■ **TO DO**: Exactly reproduce the entries, dropping any pictures from your copy.
----- INPUT FOR THIS TASK
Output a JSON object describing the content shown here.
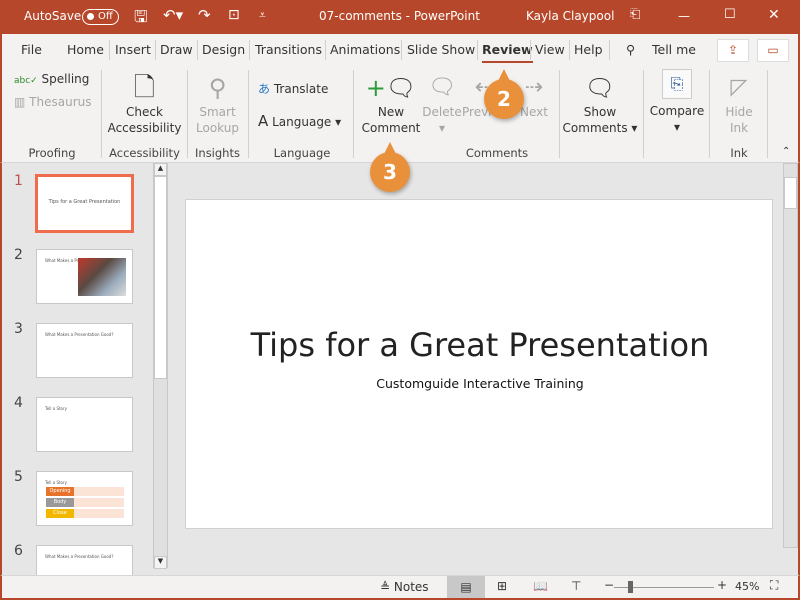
{
  "titlebar": {
    "autosave": "AutoSave",
    "toggle": "Off",
    "doc_title": "07-comments  -  PowerPoint",
    "user": "Kayla Claypool"
  },
  "tabs": [
    "File",
    "Home",
    "Insert",
    "Draw",
    "Design",
    "Transitions",
    "Animations",
    "Slide Show",
    "Review",
    "View",
    "Help"
  ],
  "active_tab": "Review",
  "tell_me": "Tell me",
  "ribbon": {
    "proofing": {
      "label": "Proofing",
      "spelling": "Spelling",
      "thesaurus": "Thesaurus"
    },
    "accessibility": {
      "label": "Accessibility",
      "check1": "Check",
      "check2": "Accessibility"
    },
    "insights": {
      "label": "Insights",
      "smart1": "Smart",
      "smart2": "Lookup"
    },
    "language": {
      "label": "Language",
      "translate": "Translate",
      "language": "Language"
    },
    "comments": {
      "label": "Comments",
      "new1": "New",
      "new2": "Comment",
      "delete": "Delete",
      "previous": "Previous",
      "next": "Next",
      "show1": "Show",
      "show2": "Comments"
    },
    "compare": {
      "compare": "Compare"
    },
    "ink": {
      "label": "Ink",
      "hide1": "Hide",
      "hide2": "Ink"
    }
  },
  "slides": [
    {
      "num": "1",
      "title": "Tips for a Great Presentation",
      "selected": true
    },
    {
      "num": "2",
      "title": "What Makes a Presentation Bad?"
    },
    {
      "num": "3",
      "title": "What Makes a Presentation Good?"
    },
    {
      "num": "4",
      "title": "Tell a Story"
    },
    {
      "num": "5",
      "title": "Tell a Story",
      "steps": [
        "Opening",
        "Body",
        "Close"
      ]
    },
    {
      "num": "6",
      "title": "What Makes a Presentation Good?"
    }
  ],
  "main_slide": {
    "title": "Tips for a Great Presentation",
    "subtitle": "Customguide Interactive Training"
  },
  "status": {
    "notes": "Notes",
    "zoom": "45%",
    "zoom_level_percent": 45
  },
  "callouts": [
    "2",
    "3"
  ],
  "colors": {
    "accent": "#b7472a",
    "callout": "#e8913a",
    "selection": "#ef6c4d"
  }
}
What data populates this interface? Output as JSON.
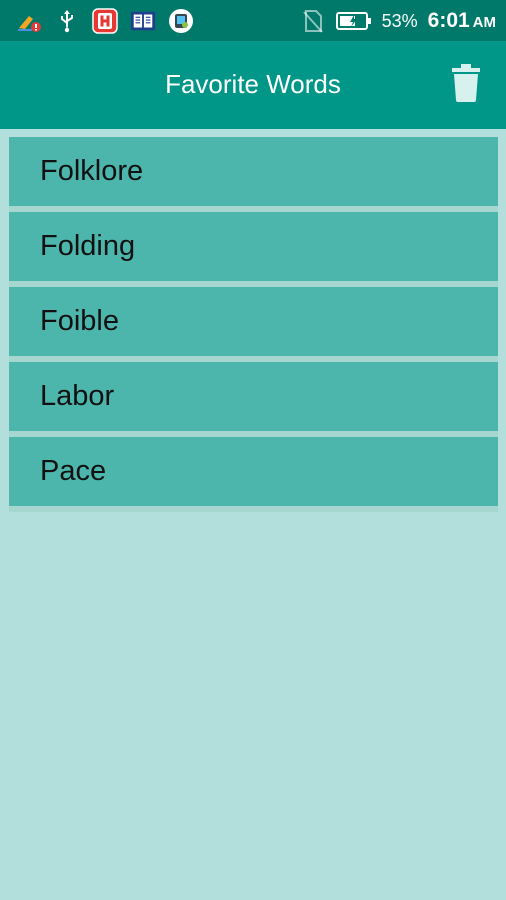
----------
■ **EXPECTED ANSWER**:
Output a JSON object describing the content shown here.
{
  "titlebar": {
    "autosave": "AutoSave",
    "toggle": "Off",
    "doc_title": "07-comments  -  PowerPoint",
    "user": "Kayla Claypool"
  },
  "tabs": [
    "File",
    "Home",
    "Insert",
    "Draw",
    "Design",
    "Transitions",
    "Animations",
    "Slide Show",
    "Review",
    "View",
    "Help"
  ],
  "active_tab": "Review",
  "tell_me": "Tell me",
  "ribbon": {
    "proofing": {
      "label": "Proofing",
      "spelling": "Spelling",
      "thesaurus": "Thesaurus"
    },
    "accessibility": {
      "label": "Accessibility",
      "check1": "Check",
      "check2": "Accessibility"
    },
    "insights": {
      "label": "Insights",
      "smart1": "Smart",
      "smart2": "Lookup"
    },
    "language": {
      "label": "Language",
      "translate": "Translate",
      "language": "Language"
    },
    "comments": {
      "label": "Comments",
      "new1": "New",
      "new2": "Comment",
      "delete": "Delete",
      "previous": "Previous",
      "next": "Next",
      "show1": "Show",
      "show2": "Comments"
    },
    "compare": {
      "compare": "Compare"
    },
    "ink": {
      "label": "Ink",
      "hide1": "Hide",
      "hide2": "Ink"
    }
  },
  "slides": [
    {
      "num": "1",
      "title": "Tips for a Great Presentation",
      "selected": true
    },
    {
      "num": "2",
      "title": "What Makes a Presentation Bad?"
    },
    {
      "num": "3",
      "title": "What Makes a Presentation Good?"
    },
    {
      "num": "4",
      "title": "Tell a Story"
    },
    {
      "num": "5",
      "title": "Tell a Story",
      "steps": [
        "Opening",
        "Body",
        "Close"
      ]
    },
    {
      "num": "6",
      "title": "What Makes a Presentation Good?"
    }
  ],
  "main_slide": {
    "title": "Tips for a Great Presentation",
    "subtitle": "Customguide Interactive Training"
  },
  "status": {
    "notes": "Notes",
    "zoom": "45%",
    "zoom_level_percent": 45
  },
  "callouts": [
    "2",
    "3"
  ],
  "colors": {
    "accent": "#b7472a",
    "callout": "#e8913a",
    "selection": "#ef6c4d"
  }
}
What data populates this interface? Output as JSON.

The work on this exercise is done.